**Required work:** Extract every line of the data below and reproduce each one verbatim, in its original order.

**Entries:**
=====

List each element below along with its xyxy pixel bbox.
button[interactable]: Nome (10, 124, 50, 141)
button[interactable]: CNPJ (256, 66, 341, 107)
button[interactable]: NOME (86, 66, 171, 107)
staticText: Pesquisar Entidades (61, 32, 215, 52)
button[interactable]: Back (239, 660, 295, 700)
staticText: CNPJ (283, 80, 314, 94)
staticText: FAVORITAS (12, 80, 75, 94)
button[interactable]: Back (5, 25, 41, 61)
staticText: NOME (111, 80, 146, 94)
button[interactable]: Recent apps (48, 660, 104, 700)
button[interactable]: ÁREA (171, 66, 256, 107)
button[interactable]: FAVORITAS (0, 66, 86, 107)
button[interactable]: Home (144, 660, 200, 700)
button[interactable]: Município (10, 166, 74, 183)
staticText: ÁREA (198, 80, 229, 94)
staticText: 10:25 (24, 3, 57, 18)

=====

**Answer below:**
List each element below along with its xyxy pixel bbox.
button[interactable]: Nome (10, 124, 50, 141)
button[interactable]: CNPJ (256, 66, 341, 107)
button[interactable]: NOME (86, 66, 171, 107)
staticText: Pesquisar Entidades (61, 32, 215, 52)
button[interactable]: Back (239, 660, 295, 700)
staticText: CNPJ (283, 80, 314, 94)
staticText: FAVORITAS (12, 80, 75, 94)
button[interactable]: Back (5, 25, 41, 61)
staticText: NOME (111, 80, 146, 94)
button[interactable]: Recent apps (48, 660, 104, 700)
button[interactable]: ÁREA (171, 66, 256, 107)
button[interactable]: FAVORITAS (0, 66, 86, 107)
button[interactable]: Home (144, 660, 200, 700)
button[interactable]: Município (10, 166, 74, 183)
staticText: ÁREA (198, 80, 229, 94)
staticText: 10:25 (24, 3, 57, 18)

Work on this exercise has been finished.